= Problem description =
Copy out each line below that has the word "DECREASE" in it.
◇ ◇ ◇ ◇ ◇
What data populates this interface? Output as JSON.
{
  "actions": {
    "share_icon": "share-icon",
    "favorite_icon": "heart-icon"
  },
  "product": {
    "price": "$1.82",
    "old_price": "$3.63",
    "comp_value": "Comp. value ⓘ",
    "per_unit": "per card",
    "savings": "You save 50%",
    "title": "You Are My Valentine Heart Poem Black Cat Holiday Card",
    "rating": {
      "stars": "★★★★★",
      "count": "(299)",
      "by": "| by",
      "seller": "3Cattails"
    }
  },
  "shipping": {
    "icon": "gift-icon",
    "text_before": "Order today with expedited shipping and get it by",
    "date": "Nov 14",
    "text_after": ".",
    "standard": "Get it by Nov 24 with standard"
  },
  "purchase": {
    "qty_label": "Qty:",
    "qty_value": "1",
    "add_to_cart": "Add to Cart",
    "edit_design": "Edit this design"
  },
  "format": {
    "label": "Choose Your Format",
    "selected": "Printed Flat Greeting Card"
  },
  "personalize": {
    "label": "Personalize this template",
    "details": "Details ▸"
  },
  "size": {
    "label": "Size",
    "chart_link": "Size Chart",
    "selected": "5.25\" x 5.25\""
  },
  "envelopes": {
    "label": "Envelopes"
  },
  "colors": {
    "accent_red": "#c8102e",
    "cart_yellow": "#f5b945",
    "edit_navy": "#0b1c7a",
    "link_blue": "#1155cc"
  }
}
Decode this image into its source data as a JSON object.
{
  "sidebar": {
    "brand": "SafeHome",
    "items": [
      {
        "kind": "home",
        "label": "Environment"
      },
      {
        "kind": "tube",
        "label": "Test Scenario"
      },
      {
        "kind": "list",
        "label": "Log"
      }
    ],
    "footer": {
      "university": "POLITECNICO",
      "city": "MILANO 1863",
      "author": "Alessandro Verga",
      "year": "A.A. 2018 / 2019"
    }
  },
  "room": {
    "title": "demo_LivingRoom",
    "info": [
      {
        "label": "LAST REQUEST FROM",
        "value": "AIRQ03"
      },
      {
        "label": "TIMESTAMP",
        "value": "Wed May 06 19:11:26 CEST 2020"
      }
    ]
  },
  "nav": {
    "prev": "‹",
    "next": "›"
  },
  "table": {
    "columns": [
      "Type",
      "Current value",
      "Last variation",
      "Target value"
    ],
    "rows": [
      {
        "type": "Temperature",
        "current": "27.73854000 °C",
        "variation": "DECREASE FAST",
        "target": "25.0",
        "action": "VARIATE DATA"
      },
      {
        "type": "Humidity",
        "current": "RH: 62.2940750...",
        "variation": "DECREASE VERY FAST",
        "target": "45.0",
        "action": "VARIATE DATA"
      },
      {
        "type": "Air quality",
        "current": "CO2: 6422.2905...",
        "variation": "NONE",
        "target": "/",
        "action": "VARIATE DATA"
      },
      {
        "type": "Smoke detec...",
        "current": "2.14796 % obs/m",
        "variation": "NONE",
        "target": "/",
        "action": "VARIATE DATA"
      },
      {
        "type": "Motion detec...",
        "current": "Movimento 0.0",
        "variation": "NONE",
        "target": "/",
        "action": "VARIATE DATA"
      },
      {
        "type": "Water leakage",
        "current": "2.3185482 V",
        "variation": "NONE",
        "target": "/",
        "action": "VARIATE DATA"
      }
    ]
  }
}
◇ ◇ ◇ ◇ ◇
= Result =
        "variation": "DECREASE FAST",
        "variation": "DECREASE VERY FAST",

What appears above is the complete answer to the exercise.